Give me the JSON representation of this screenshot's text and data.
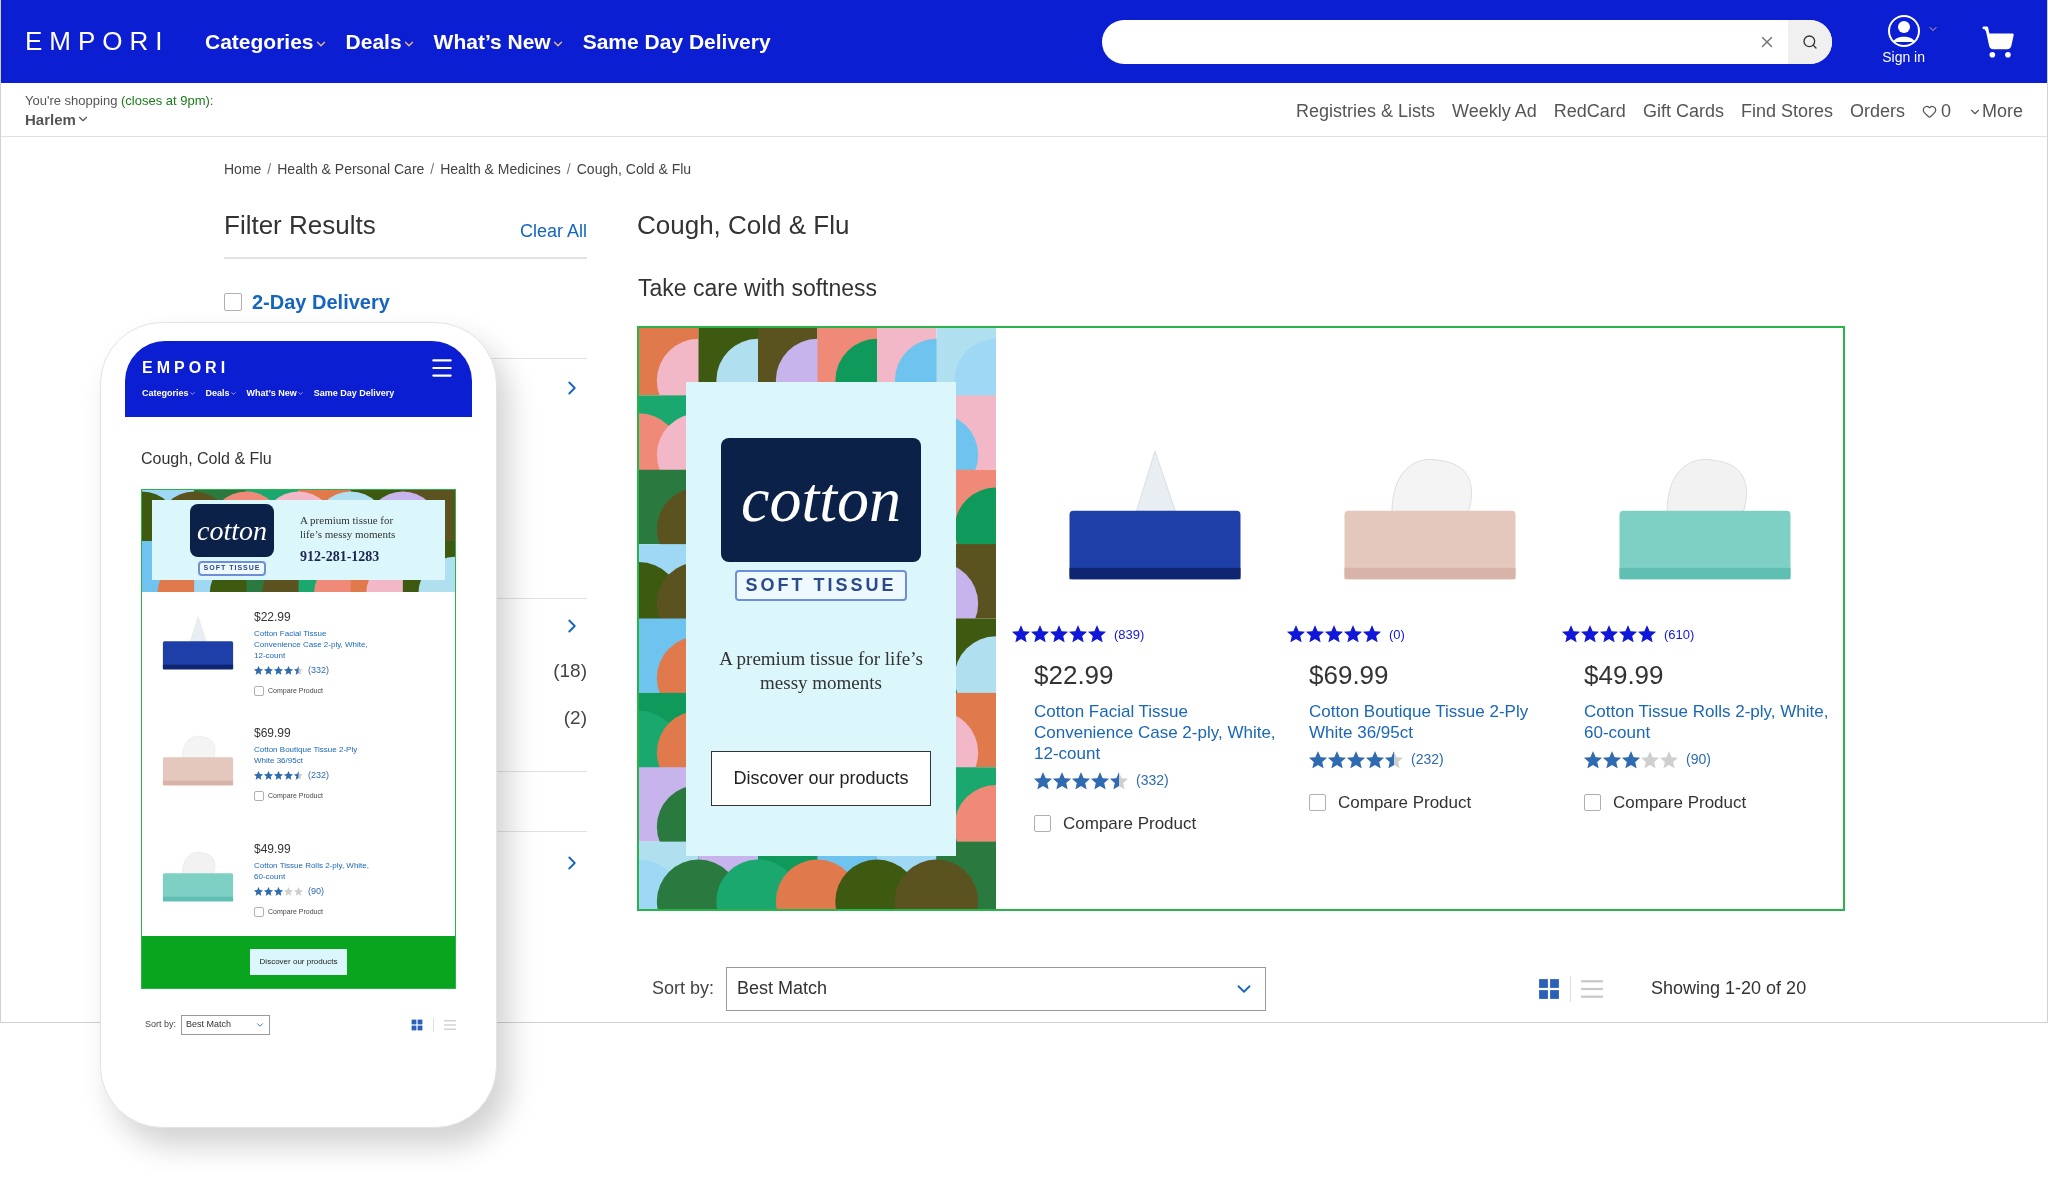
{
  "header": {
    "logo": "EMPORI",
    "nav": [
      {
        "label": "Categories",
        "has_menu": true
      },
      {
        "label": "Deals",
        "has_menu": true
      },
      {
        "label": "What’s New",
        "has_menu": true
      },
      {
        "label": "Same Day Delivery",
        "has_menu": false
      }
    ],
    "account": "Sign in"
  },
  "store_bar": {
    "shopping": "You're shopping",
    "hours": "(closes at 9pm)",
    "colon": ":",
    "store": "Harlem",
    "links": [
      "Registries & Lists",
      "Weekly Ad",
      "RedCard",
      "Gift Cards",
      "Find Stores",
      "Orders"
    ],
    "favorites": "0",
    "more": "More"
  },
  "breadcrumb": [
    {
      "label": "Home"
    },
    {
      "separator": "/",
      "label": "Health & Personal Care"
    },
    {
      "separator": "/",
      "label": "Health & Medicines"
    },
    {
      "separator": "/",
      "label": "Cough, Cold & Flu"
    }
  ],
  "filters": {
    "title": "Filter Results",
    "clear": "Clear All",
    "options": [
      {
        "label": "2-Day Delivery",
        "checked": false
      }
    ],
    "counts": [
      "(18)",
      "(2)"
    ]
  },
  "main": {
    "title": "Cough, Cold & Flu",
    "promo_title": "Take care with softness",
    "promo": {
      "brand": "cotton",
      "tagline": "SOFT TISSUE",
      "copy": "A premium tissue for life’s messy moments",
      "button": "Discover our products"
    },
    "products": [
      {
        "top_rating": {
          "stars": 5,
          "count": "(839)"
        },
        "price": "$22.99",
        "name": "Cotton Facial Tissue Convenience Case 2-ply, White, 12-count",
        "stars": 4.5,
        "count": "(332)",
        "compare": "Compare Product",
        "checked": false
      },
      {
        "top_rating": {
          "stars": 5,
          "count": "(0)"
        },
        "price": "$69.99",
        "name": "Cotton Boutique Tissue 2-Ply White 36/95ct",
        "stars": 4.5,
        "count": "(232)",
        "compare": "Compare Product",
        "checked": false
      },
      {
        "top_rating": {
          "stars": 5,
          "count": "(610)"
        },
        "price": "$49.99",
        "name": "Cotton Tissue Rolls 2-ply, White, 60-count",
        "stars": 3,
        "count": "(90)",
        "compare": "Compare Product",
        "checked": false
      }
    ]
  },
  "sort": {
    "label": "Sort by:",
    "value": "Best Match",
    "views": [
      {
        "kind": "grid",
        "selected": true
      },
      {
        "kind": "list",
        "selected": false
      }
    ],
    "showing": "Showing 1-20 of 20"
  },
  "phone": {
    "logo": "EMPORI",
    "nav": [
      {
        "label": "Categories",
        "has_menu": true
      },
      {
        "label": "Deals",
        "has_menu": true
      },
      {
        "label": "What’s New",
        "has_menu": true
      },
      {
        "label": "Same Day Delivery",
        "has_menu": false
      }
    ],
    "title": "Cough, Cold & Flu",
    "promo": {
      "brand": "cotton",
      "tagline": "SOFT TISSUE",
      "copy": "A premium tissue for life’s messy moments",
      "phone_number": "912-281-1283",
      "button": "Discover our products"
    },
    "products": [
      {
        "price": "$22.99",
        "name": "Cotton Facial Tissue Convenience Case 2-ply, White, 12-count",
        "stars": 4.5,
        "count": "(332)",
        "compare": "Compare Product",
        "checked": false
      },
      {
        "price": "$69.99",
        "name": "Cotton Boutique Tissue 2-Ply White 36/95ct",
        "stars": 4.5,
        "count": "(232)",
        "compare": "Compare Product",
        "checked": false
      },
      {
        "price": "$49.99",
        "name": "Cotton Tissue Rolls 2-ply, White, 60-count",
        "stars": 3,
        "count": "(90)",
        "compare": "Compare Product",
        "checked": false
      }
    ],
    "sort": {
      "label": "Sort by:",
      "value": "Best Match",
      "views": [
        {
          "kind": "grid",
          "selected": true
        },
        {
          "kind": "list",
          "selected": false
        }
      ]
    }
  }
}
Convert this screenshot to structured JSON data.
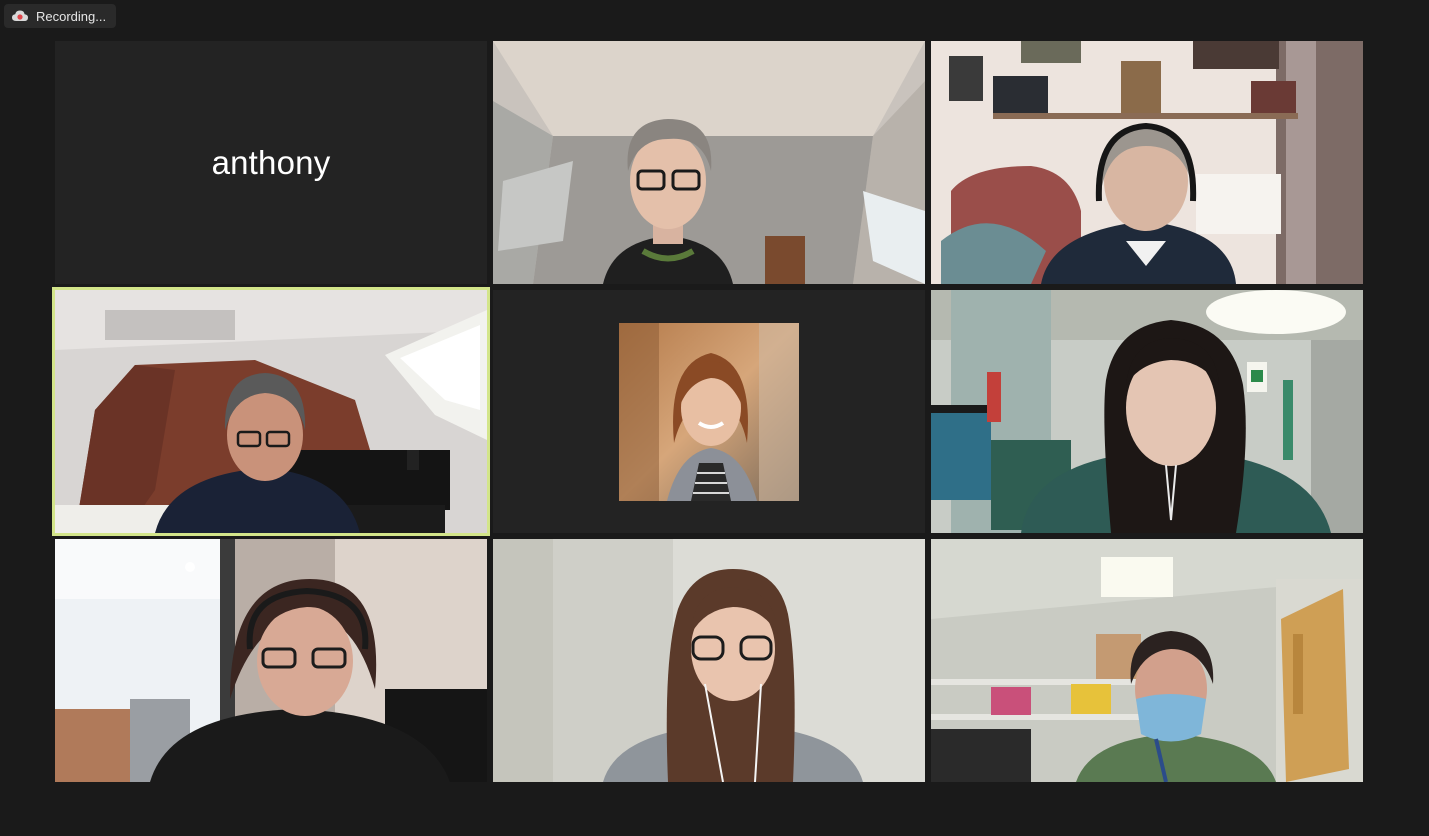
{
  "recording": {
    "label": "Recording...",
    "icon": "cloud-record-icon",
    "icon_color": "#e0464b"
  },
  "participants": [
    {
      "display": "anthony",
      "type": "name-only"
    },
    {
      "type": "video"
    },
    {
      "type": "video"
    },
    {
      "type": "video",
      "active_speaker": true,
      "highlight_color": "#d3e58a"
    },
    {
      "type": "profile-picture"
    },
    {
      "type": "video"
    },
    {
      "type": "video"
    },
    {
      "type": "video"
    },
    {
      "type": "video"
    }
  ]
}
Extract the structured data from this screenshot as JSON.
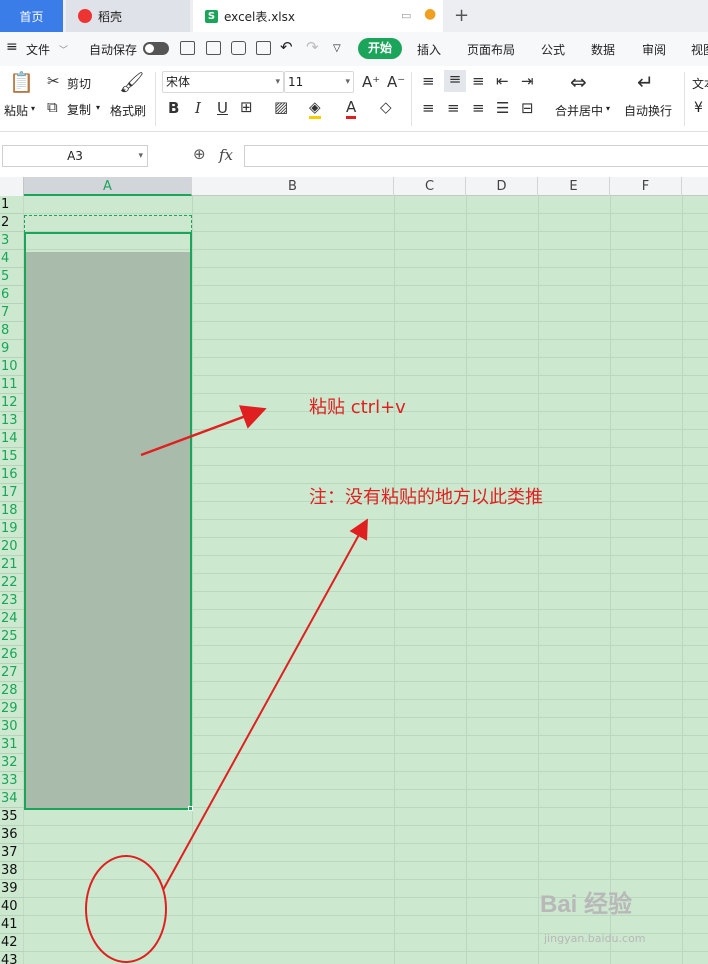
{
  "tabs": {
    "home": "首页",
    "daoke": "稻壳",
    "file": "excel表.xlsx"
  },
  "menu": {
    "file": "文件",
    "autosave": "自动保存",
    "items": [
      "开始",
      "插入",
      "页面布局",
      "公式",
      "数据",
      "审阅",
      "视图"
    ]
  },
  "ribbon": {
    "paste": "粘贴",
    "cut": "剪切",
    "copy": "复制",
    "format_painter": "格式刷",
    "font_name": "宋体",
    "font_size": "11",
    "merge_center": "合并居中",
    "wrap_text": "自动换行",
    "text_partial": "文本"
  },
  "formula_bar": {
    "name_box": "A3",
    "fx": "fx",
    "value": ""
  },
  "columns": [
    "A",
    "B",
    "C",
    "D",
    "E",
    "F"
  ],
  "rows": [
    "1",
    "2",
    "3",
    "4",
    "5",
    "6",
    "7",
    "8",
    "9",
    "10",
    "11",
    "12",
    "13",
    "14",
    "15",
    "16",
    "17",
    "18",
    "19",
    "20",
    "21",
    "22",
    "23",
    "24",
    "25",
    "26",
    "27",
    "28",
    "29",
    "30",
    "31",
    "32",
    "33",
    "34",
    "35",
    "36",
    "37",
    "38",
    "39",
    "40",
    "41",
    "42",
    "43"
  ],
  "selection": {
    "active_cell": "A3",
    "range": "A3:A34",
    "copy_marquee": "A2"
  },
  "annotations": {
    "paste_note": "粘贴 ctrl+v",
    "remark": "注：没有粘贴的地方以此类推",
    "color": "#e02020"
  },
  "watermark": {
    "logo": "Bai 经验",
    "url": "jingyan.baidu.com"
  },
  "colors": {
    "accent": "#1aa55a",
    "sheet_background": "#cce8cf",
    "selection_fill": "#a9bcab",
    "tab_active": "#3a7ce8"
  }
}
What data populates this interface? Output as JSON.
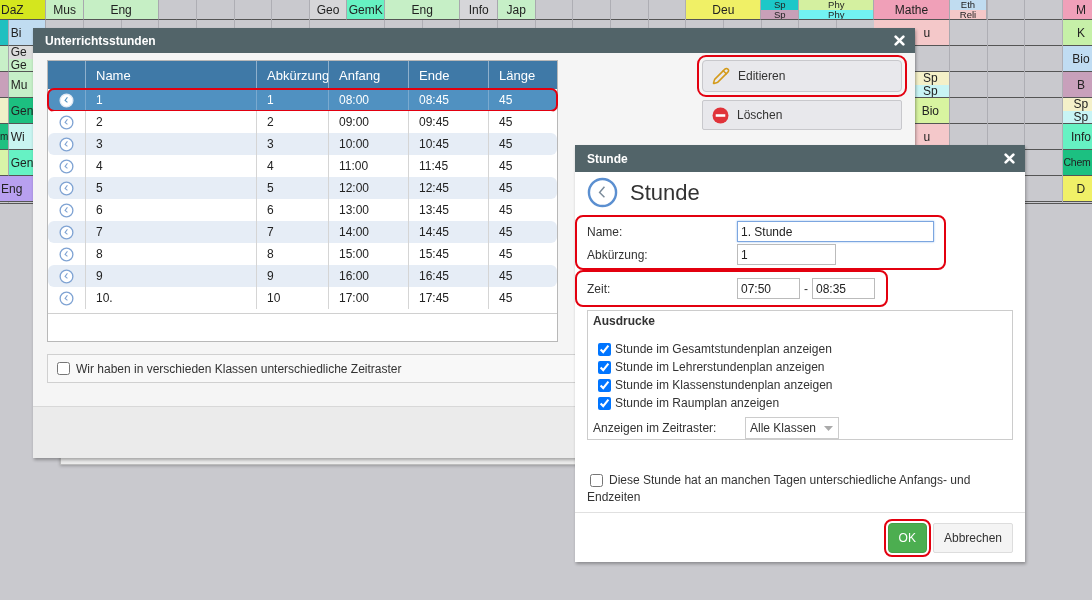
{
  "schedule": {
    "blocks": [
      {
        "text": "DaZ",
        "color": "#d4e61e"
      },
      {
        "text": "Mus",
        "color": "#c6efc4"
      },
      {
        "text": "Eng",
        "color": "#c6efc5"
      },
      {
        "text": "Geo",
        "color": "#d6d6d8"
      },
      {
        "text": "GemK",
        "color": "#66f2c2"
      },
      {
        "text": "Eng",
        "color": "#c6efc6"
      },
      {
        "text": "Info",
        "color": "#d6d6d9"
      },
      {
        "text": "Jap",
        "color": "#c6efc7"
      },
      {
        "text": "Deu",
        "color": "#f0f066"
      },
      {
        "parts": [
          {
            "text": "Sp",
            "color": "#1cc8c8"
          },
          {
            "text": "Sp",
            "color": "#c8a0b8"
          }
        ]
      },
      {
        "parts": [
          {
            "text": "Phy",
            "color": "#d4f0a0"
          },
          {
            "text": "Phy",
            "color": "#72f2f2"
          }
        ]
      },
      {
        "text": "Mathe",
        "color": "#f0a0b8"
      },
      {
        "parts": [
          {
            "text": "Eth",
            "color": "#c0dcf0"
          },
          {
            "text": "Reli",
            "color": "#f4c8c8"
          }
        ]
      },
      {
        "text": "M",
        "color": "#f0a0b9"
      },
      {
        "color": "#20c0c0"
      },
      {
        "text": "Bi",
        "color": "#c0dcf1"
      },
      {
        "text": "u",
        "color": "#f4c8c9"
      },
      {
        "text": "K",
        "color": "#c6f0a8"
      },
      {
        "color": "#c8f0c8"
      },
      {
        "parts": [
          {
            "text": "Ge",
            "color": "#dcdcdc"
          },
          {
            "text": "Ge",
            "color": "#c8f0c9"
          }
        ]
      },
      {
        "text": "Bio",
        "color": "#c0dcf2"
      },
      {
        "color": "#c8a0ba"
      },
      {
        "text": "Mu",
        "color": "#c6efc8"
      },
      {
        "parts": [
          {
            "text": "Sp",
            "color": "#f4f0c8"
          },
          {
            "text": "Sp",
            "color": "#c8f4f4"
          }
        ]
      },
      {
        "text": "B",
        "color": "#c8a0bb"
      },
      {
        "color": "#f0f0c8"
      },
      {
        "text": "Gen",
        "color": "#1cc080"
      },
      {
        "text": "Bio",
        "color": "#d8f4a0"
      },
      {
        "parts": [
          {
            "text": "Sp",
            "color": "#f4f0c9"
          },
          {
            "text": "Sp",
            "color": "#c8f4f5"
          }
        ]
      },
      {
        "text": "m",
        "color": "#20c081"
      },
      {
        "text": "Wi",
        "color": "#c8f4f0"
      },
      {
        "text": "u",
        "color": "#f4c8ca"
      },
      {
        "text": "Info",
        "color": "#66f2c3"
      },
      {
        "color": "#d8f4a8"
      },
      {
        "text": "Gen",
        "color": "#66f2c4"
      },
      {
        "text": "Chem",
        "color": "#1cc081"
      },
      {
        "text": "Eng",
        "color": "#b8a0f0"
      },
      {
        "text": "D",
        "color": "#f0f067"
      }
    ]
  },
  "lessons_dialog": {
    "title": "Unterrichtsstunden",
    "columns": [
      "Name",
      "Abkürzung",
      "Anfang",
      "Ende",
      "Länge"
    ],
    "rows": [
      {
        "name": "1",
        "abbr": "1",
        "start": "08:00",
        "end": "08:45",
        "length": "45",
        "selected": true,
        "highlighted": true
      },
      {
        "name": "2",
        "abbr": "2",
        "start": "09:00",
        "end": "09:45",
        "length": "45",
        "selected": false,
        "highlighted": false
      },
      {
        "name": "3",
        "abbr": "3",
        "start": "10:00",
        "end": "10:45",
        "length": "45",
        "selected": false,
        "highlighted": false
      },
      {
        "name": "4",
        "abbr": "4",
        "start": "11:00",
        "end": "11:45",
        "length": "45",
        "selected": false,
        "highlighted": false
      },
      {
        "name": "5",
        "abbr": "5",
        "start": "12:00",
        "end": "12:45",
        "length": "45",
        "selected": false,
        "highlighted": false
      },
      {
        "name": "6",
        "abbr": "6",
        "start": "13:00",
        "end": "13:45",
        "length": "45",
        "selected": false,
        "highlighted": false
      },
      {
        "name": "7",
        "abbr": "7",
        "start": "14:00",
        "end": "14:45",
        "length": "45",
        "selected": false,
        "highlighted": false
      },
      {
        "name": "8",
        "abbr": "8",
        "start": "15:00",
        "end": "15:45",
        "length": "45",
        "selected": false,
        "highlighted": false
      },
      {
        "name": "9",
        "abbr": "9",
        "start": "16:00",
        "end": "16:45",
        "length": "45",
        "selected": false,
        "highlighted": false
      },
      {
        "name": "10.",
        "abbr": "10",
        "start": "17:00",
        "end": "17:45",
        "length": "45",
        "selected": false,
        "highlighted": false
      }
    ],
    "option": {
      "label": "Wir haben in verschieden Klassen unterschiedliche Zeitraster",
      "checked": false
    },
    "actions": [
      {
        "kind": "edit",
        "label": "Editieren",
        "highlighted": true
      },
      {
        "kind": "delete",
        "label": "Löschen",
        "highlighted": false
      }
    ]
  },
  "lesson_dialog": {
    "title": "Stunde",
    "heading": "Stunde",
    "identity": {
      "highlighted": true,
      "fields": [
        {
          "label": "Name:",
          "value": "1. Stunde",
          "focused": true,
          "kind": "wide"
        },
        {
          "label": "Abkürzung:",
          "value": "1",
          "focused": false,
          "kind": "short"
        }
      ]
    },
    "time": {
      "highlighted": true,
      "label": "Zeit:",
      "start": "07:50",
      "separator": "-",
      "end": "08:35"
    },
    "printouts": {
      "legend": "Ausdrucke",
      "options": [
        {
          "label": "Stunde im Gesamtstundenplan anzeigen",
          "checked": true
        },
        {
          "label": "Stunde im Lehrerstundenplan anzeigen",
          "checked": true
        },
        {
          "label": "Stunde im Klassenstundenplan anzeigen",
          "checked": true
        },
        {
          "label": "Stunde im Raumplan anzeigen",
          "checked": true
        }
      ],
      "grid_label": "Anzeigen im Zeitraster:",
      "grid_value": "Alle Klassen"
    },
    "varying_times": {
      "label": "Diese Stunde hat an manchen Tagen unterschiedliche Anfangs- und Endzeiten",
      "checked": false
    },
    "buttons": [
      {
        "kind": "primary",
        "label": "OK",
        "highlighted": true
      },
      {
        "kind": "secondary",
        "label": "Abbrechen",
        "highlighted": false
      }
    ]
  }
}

**PROBLEM:**
Report how many lines in the entries hold the string "Zeitraster". Nothing but the number is wanted.

**FULL RESPONSE:**
2